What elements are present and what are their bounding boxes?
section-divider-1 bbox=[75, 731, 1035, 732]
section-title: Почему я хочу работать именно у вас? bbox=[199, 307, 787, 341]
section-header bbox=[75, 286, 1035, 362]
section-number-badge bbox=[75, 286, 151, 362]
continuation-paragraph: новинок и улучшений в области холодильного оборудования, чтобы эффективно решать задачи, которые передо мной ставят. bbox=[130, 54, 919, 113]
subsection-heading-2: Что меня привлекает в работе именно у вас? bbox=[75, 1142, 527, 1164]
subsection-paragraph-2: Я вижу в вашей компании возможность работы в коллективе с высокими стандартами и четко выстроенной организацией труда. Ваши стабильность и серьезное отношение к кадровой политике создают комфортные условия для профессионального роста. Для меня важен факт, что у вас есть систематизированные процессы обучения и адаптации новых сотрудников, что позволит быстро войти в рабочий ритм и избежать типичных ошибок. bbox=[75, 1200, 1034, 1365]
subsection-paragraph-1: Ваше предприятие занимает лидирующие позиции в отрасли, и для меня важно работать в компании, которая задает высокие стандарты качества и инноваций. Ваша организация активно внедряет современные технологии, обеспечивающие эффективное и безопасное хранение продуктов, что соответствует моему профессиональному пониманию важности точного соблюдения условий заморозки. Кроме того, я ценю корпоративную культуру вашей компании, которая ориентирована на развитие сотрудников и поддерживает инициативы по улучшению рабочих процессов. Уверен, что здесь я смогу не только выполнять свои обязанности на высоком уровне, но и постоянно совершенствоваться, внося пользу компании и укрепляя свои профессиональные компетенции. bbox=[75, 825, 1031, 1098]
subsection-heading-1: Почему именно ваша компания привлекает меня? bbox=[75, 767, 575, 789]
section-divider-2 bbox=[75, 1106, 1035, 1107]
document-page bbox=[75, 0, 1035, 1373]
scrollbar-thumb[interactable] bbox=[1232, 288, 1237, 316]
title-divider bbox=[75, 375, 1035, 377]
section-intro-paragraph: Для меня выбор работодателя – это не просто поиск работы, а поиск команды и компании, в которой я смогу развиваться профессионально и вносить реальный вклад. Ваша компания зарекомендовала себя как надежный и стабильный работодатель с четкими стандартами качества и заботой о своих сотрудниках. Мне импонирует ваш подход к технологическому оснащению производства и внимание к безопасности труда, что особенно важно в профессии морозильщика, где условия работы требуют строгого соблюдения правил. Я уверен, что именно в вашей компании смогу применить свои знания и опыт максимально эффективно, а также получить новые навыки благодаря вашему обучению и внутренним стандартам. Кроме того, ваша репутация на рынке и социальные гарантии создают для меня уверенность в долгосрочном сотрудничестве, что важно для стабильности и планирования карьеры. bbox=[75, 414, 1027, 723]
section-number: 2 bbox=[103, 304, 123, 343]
☆ ☆ ☆ ☆
Rewrite the records above, swapping "title-divider" for "heading-rule" and leaving every other character as it is.

What elements are present and what are their bounding boxes?
section-divider-1 bbox=[75, 731, 1035, 732]
section-title: Почему я хочу работать именно у вас? bbox=[199, 307, 787, 341]
section-header bbox=[75, 286, 1035, 362]
section-number-badge bbox=[75, 286, 151, 362]
continuation-paragraph: новинок и улучшений в области холодильного оборудования, чтобы эффективно решать задачи, которые передо мной ставят. bbox=[130, 54, 919, 113]
subsection-heading-2: Что меня привлекает в работе именно у вас? bbox=[75, 1142, 527, 1164]
subsection-paragraph-2: Я вижу в вашей компании возможность работы в коллективе с высокими стандартами и четко выстроенной организацией труда. Ваши стабильность и серьезное отношение к кадровой политике создают комфортные условия для профессионального роста. Для меня важен факт, что у вас есть систематизированные процессы обучения и адаптации новых сотрудников, что позволит быстро войти в рабочий ритм и избежать типичных ошибок. bbox=[75, 1200, 1034, 1365]
subsection-paragraph-1: Ваше предприятие занимает лидирующие позиции в отрасли, и для меня важно работать в компании, которая задает высокие стандарты качества и инноваций. Ваша организация активно внедряет современные технологии, обеспечивающие эффективное и безопасное хранение продуктов, что соответствует моему профессиональному пониманию важности точного соблюдения условий заморозки. Кроме того, я ценю корпоративную культуру вашей компании, которая ориентирована на развитие сотрудников и поддерживает инициативы по улучшению рабочих процессов. Уверен, что здесь я смогу не только выполнять свои обязанности на высоком уровне, но и постоянно совершенствоваться, внося пользу компании и укрепляя свои профессиональные компетенции. bbox=[75, 825, 1031, 1098]
subsection-heading-1: Почему именно ваша компания привлекает меня? bbox=[75, 767, 575, 789]
section-divider-2 bbox=[75, 1106, 1035, 1107]
document-page bbox=[75, 0, 1035, 1373]
scrollbar-thumb[interactable] bbox=[1232, 288, 1237, 316]
heading-rule bbox=[75, 375, 1035, 377]
section-intro-paragraph: Для меня выбор работодателя – это не просто поиск работы, а поиск команды и компании, в которой я смогу развиваться профессионально и вносить реальный вклад. Ваша компания зарекомендовала себя как надежный и стабильный работодатель с четкими стандартами качества и заботой о своих сотрудниках. Мне импонирует ваш подход к технологическому оснащению производства и внимание к безопасности труда, что особенно важно в профессии морозильщика, где условия работы требуют строгого соблюдения правил. Я уверен, что именно в вашей компании смогу применить свои знания и опыт максимально эффективно, а также получить новые навыки благодаря вашему обучению и внутренним стандартам. Кроме того, ваша репутация на рынке и социальные гарантии создают для меня уверенность в долгосрочном сотрудничестве, что важно для стабильности и планирования карьеры. bbox=[75, 414, 1027, 723]
section-number: 2 bbox=[103, 304, 123, 343]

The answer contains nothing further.